[GIVEN INSTRUCTION] Below are some records. How many of their lines contain the string "septiembre"? Give the number only.

[Items from a figure collection]

=-=-=

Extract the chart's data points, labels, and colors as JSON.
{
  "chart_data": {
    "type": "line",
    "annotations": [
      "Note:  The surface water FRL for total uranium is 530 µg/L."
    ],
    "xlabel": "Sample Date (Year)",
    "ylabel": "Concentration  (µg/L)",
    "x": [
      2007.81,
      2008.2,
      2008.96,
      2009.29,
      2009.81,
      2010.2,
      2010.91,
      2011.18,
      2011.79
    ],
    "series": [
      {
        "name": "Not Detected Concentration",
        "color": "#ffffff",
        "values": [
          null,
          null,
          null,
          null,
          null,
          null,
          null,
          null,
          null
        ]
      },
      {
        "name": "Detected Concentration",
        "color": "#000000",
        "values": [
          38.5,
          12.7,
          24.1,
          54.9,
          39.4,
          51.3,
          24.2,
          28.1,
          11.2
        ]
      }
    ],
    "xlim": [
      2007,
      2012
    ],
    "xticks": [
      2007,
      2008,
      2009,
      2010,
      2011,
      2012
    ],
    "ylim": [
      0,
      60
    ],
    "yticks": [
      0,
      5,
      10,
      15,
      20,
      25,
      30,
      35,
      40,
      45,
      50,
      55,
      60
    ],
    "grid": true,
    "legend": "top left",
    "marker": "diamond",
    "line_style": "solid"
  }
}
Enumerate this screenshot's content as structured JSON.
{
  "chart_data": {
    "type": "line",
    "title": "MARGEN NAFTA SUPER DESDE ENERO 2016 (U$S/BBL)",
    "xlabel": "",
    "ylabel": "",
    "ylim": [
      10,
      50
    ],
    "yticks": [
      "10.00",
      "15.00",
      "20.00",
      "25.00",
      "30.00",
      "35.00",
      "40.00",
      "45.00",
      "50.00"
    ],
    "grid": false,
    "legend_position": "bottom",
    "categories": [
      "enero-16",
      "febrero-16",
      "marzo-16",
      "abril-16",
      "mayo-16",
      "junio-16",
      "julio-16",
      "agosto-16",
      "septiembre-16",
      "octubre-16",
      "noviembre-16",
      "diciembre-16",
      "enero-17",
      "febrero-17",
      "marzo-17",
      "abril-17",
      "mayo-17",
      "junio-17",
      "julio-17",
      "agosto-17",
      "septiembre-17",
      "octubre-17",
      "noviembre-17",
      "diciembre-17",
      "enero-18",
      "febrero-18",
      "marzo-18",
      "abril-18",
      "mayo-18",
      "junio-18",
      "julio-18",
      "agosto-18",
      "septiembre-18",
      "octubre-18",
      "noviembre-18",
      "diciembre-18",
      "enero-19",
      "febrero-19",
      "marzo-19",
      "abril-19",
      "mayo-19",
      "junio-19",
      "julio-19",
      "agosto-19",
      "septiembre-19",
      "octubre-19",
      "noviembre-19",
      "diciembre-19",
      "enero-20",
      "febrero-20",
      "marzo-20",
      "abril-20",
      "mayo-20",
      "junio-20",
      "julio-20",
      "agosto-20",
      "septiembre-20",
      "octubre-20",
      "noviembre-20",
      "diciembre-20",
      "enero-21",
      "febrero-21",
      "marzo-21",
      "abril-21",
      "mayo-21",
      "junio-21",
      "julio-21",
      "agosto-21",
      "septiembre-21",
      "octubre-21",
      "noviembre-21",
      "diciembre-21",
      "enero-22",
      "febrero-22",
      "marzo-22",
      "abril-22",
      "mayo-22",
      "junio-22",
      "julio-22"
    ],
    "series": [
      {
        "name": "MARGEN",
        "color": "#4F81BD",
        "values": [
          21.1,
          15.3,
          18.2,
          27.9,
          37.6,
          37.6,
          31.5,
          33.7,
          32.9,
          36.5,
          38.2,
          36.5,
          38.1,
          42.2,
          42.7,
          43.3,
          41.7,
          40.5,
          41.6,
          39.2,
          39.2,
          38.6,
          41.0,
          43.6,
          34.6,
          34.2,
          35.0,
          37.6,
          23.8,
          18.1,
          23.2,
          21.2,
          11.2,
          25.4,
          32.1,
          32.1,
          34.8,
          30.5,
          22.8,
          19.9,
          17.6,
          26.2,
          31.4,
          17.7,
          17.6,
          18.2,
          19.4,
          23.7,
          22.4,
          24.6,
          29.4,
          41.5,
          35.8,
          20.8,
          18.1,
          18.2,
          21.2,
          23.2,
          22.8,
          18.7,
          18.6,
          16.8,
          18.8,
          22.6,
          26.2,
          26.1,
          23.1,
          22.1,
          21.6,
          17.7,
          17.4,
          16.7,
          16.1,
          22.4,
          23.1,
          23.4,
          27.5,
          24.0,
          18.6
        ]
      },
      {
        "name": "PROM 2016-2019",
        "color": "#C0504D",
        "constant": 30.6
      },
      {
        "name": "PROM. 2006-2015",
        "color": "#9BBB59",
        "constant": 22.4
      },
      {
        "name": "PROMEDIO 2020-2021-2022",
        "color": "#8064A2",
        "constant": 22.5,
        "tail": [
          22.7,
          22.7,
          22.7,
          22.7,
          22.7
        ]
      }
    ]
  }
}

=-=-=

[CORRECT OUTPUT] 6